• **AIM**:
How many lines of the records hold the string "quoque"? Reply with the number alone.

• **THE DATA**:
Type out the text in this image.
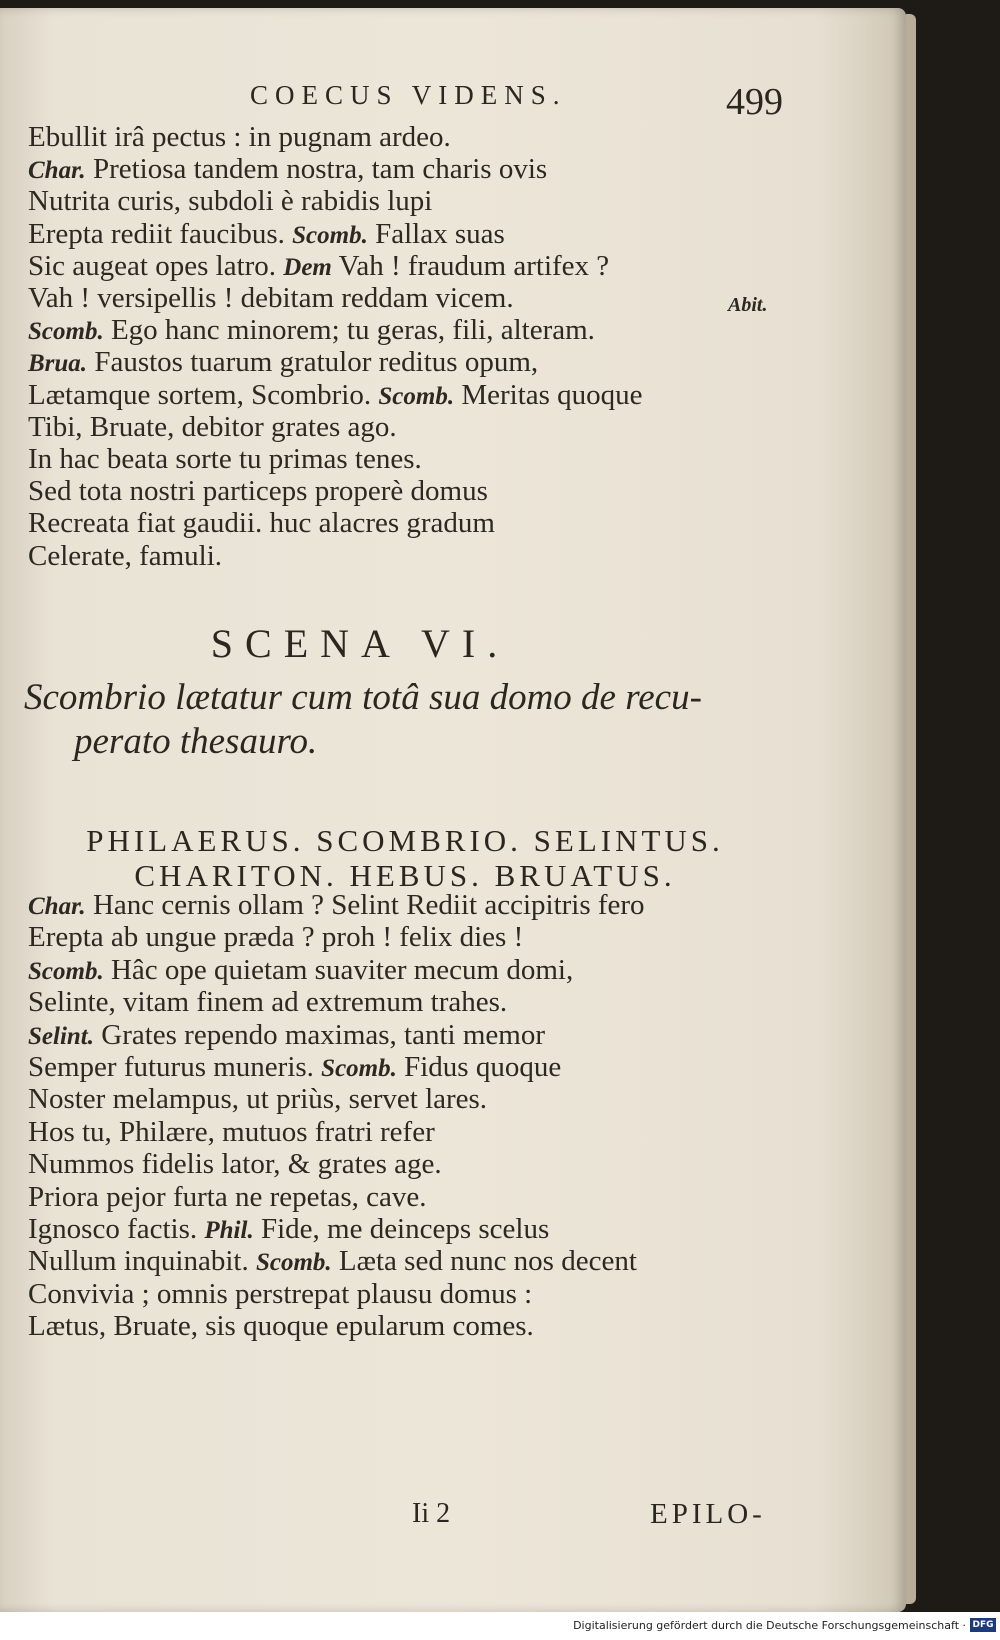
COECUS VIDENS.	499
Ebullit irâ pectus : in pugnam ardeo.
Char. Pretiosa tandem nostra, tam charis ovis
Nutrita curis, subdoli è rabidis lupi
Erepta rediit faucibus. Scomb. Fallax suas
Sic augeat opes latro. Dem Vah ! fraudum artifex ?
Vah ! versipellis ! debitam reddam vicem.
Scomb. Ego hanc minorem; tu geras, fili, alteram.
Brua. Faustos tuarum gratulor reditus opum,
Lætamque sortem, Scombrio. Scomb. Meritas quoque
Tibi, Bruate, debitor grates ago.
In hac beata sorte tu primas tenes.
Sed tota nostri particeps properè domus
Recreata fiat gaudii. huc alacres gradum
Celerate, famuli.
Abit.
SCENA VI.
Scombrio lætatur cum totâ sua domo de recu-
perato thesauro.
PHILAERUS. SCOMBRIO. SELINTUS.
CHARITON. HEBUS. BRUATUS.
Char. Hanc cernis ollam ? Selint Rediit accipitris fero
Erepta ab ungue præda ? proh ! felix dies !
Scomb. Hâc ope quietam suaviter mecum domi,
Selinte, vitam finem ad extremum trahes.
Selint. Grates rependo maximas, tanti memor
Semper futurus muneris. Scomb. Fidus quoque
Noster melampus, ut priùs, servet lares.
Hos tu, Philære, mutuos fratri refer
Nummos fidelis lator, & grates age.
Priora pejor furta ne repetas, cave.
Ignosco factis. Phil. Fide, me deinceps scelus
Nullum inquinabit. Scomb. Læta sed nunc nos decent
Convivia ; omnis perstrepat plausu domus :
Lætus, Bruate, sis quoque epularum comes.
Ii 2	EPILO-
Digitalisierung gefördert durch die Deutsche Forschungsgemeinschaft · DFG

==

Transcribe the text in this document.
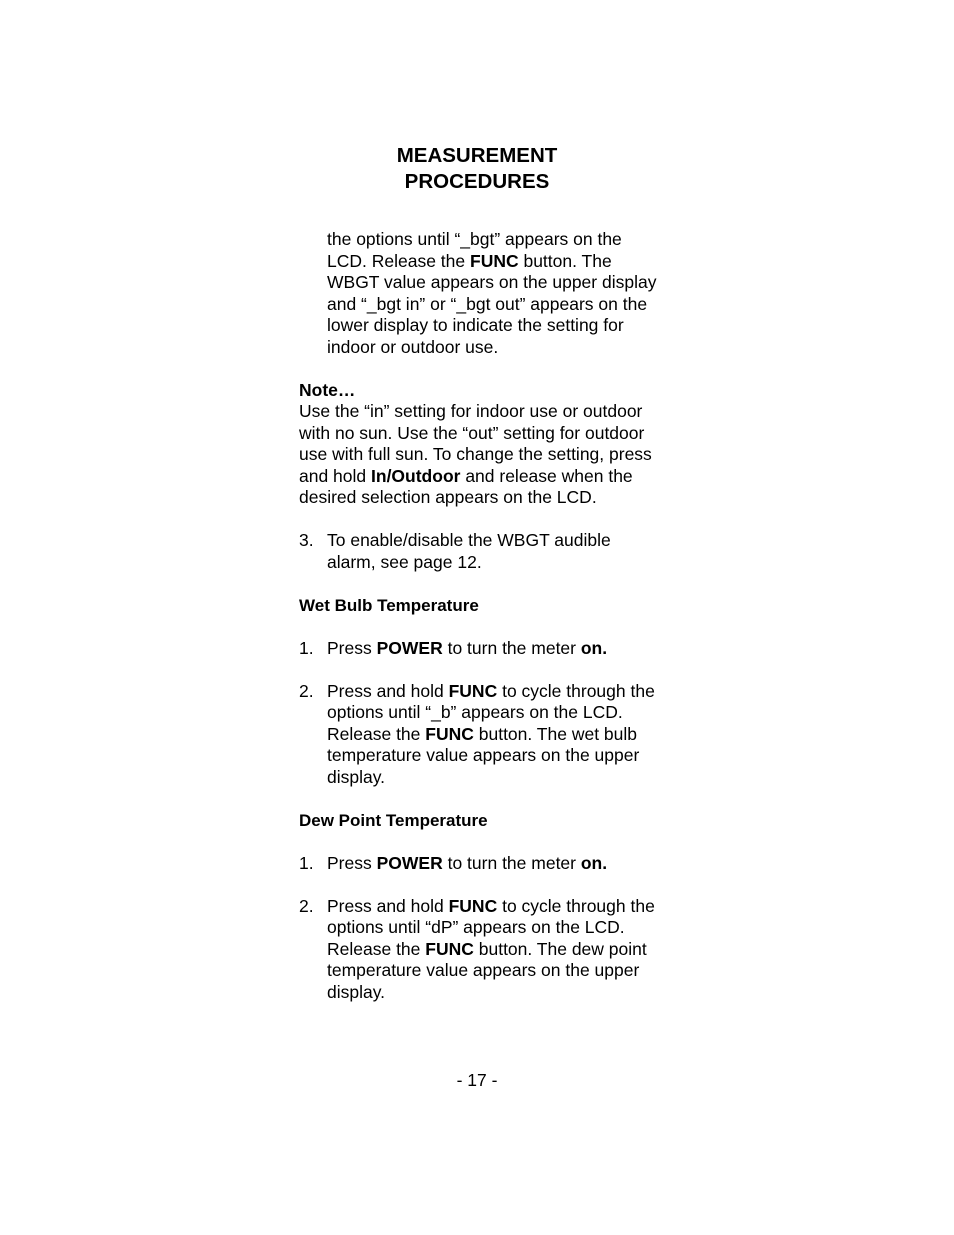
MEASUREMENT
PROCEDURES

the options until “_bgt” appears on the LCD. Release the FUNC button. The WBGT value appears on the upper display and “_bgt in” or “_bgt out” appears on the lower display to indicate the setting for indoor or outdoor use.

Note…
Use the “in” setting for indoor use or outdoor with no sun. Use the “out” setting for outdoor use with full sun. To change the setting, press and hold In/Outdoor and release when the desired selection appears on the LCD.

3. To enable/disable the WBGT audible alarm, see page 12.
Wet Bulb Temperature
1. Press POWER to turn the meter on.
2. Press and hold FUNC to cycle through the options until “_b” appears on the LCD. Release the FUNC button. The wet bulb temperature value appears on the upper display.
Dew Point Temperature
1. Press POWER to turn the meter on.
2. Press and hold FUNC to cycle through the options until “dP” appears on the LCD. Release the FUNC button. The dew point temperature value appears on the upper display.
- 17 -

• **SOLUTION TO THIS TASK**:
3